Extrait à lire:
+++++

Politique
La lettre de Laurent St-Cyr : une opinion dépourvue de force contraignante

La lettre du Conseiller Président Laurent St-Cyr ne peut être qualifiée d’acte doté de force contraignante à l’égard de la résolution adoptée par le Conseil présidentiel d’Haïti. Il s’agit d’une communication politique émettant un avis, dépourvue de toute capacité légale à suspendre, modifier ou annuler une décision prise par le CPT .
Ainsi la résolution portant révocation du Premier ministre Alix Didier Fils-Aimé, dûment signée par cinq (5) conseillers présidents conformément au quorum légal prévu par le décret régissant les grandes décisions du Conseil Présidentiel, demeure pleinement valide et opposable. Toute tentative de présenter cette lettre comme une opposition légale constitue une interprétation erronée et un contournement des prerogatives legales du Conseil Presidentiel.
Cette analyse souligne l’importance du respect des institutions et de la hiérarchie juridique dans l’application des décisions gouvernementales dans le pays.
Le directeur du journal Le Moniteur se doit de resister à toute pression exteerieure et est tenu de publier, sans délai, la résolution officielle portant la révocation du Premier ministre et la nomination du Premier ministre par intérim, afin de garantir transparence, légitimité et respect des institutions haïtiennes.

+++++

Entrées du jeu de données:
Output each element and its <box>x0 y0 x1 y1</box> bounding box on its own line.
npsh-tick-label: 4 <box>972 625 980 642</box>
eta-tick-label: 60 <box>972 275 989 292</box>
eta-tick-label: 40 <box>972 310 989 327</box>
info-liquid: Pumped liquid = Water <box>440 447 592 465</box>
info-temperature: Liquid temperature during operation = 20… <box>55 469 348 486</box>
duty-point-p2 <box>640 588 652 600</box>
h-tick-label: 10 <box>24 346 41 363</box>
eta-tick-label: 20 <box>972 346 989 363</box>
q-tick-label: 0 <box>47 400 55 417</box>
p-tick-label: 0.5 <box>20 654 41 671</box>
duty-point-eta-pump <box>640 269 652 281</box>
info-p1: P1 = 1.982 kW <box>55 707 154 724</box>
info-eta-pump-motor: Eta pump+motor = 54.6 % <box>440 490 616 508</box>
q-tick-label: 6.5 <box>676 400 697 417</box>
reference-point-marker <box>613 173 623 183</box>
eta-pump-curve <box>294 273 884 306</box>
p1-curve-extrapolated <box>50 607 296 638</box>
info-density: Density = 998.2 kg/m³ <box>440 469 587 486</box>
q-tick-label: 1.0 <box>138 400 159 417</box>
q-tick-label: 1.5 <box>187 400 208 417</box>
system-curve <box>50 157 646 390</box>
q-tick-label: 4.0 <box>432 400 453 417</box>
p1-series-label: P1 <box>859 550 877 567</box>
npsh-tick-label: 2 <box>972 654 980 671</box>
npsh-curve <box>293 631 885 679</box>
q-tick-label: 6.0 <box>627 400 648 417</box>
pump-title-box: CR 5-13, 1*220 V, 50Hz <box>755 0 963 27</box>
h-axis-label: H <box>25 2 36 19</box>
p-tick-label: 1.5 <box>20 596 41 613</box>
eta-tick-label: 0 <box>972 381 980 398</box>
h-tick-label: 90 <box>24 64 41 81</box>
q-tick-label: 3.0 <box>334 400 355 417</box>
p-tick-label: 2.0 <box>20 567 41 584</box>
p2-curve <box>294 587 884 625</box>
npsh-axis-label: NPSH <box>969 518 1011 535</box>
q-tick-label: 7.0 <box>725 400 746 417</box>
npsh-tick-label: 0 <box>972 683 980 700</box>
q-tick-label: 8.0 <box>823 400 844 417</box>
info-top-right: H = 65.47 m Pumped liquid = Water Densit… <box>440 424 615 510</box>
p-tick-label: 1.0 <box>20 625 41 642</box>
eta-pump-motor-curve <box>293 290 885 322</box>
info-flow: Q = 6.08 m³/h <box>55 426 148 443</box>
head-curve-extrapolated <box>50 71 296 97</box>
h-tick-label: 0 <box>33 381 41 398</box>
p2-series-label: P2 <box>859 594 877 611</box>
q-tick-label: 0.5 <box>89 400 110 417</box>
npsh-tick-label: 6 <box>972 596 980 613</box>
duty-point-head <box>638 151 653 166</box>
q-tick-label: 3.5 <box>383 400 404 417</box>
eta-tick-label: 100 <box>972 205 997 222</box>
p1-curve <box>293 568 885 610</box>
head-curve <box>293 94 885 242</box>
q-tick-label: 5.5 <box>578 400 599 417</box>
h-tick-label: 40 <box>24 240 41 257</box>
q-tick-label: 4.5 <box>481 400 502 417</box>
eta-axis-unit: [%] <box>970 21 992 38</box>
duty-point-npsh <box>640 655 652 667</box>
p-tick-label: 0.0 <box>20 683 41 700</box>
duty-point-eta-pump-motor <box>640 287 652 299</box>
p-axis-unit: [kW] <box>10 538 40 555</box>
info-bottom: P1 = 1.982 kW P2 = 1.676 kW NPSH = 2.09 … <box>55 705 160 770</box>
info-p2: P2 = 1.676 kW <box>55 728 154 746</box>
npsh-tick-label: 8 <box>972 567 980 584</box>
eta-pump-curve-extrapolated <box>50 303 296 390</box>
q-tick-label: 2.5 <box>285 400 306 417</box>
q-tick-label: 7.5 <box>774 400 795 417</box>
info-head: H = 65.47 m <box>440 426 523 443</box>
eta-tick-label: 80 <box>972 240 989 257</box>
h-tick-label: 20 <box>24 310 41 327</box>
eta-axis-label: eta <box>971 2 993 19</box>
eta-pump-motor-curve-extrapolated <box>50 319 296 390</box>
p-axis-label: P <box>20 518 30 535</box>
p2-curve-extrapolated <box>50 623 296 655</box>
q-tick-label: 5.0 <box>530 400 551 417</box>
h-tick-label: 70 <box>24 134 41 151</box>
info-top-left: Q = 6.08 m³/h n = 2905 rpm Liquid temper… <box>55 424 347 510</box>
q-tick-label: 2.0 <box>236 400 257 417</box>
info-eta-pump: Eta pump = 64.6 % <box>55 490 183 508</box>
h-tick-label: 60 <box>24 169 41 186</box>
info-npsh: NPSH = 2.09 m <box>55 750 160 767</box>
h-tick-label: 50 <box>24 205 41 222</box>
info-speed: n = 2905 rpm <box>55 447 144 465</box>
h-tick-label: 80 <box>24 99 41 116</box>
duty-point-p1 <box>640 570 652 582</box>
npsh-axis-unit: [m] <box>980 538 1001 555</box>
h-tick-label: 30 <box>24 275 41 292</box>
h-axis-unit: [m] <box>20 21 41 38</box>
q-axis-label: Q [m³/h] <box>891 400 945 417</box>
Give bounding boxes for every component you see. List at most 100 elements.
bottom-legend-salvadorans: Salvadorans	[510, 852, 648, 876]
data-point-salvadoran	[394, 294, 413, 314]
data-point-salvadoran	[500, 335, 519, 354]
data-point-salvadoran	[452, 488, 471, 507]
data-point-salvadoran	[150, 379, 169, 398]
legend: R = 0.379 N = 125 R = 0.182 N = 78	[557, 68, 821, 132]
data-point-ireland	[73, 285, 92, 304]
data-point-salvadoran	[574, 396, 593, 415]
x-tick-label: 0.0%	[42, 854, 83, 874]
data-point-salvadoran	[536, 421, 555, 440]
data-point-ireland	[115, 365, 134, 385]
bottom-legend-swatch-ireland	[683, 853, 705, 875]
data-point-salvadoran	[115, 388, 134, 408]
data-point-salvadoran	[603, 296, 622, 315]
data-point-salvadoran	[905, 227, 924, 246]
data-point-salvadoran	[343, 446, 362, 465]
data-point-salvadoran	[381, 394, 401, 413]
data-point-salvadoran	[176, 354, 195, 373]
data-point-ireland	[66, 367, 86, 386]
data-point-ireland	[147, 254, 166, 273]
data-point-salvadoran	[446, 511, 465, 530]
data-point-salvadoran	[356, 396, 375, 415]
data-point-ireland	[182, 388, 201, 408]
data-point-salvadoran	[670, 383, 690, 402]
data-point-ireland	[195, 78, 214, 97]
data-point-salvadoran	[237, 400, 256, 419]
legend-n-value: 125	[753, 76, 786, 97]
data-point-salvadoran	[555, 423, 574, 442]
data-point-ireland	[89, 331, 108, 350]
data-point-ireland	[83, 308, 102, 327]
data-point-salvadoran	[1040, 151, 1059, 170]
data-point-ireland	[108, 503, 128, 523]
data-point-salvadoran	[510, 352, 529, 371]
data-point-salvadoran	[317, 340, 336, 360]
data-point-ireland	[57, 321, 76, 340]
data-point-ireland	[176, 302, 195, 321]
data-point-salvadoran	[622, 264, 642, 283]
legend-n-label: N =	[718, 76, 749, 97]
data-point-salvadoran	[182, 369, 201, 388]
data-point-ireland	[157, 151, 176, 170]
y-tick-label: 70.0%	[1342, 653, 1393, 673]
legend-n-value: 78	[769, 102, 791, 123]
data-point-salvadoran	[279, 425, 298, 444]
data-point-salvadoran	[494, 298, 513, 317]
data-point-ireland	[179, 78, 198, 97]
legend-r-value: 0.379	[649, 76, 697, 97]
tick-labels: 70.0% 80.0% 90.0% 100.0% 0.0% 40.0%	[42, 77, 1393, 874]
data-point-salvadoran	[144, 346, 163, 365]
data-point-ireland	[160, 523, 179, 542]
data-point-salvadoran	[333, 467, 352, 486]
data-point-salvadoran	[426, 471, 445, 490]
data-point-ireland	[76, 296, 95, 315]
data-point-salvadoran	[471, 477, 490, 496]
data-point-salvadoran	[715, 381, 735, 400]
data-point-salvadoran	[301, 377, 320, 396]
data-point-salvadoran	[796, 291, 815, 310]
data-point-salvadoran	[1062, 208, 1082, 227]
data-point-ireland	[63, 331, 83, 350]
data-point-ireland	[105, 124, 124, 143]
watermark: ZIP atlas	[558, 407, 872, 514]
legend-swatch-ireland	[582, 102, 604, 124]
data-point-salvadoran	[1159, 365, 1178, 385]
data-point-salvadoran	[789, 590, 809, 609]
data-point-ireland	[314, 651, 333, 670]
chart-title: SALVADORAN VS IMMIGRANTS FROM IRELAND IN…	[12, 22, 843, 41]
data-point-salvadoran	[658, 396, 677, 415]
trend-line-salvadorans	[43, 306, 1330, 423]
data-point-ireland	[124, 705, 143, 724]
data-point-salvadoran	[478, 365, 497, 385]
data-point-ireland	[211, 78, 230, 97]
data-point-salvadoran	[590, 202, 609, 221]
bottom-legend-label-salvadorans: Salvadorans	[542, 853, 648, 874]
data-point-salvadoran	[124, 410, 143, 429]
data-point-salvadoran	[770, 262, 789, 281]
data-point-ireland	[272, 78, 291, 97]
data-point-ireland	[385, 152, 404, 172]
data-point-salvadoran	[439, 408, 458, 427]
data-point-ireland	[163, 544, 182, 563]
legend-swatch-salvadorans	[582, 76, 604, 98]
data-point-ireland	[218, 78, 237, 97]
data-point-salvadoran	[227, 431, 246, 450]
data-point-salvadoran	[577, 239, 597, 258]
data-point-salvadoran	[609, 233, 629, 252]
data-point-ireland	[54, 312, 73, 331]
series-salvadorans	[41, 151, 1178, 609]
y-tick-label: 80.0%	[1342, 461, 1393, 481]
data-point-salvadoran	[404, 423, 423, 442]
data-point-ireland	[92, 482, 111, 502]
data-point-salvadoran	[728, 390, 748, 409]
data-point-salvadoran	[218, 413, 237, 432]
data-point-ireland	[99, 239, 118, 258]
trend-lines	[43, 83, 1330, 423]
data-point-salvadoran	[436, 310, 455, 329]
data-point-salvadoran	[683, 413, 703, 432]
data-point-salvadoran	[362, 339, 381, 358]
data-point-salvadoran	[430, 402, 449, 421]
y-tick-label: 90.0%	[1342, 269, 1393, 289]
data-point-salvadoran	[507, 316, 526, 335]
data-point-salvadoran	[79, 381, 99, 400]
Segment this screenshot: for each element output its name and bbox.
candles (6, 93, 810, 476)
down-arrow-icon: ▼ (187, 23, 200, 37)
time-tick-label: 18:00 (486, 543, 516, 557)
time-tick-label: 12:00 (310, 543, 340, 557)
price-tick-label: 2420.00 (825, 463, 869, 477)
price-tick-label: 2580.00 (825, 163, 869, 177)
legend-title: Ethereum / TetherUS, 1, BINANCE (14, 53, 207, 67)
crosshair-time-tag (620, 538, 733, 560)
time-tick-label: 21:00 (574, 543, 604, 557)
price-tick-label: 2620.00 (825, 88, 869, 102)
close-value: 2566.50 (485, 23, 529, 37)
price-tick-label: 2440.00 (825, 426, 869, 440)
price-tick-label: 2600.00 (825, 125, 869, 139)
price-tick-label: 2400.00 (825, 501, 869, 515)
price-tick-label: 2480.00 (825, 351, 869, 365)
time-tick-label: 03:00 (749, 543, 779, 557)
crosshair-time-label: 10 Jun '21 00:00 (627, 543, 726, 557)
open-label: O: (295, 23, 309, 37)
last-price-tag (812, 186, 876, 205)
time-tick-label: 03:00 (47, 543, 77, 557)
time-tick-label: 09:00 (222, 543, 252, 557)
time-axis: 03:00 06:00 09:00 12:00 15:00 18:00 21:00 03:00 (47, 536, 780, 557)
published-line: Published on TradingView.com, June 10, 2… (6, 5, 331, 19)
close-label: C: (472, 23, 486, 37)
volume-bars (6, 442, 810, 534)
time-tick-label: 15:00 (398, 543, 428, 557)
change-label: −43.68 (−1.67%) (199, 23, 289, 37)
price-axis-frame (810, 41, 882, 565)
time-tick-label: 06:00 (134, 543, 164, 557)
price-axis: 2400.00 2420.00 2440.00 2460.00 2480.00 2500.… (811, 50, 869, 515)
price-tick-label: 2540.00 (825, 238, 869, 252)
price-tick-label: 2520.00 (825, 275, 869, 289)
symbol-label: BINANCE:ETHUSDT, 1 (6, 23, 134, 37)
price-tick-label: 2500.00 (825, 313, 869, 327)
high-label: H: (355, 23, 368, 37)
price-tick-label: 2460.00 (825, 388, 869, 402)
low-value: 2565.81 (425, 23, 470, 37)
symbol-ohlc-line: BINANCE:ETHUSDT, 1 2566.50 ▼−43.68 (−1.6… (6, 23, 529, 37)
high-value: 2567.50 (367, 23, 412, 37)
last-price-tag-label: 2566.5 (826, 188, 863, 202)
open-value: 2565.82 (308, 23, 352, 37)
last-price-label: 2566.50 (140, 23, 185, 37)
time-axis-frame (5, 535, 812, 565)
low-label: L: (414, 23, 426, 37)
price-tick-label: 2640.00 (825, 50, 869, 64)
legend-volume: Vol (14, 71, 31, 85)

+++++

Consigne 1: Veuillez imprimer tout le passage de l'extrait sur la lettre de Laurent St-Cyr, depuis « Cette analyse souligne » jusqu'à « dans le pays. ».
Consigne 2: D'après l'extrait sur la lettre de Laurent St-Cyr, combien de conseillers présidents ont signé la résolution portant révocation du Premier ministre ?

Zone de réponse 1:
Cette analyse souligne l’importance du respect des institutions et de la hiérarchie juridique dans l’application des décisions gouvernementales dans le pays.

Zone de réponse 2: Cinq conseillers présidents l'ont signée.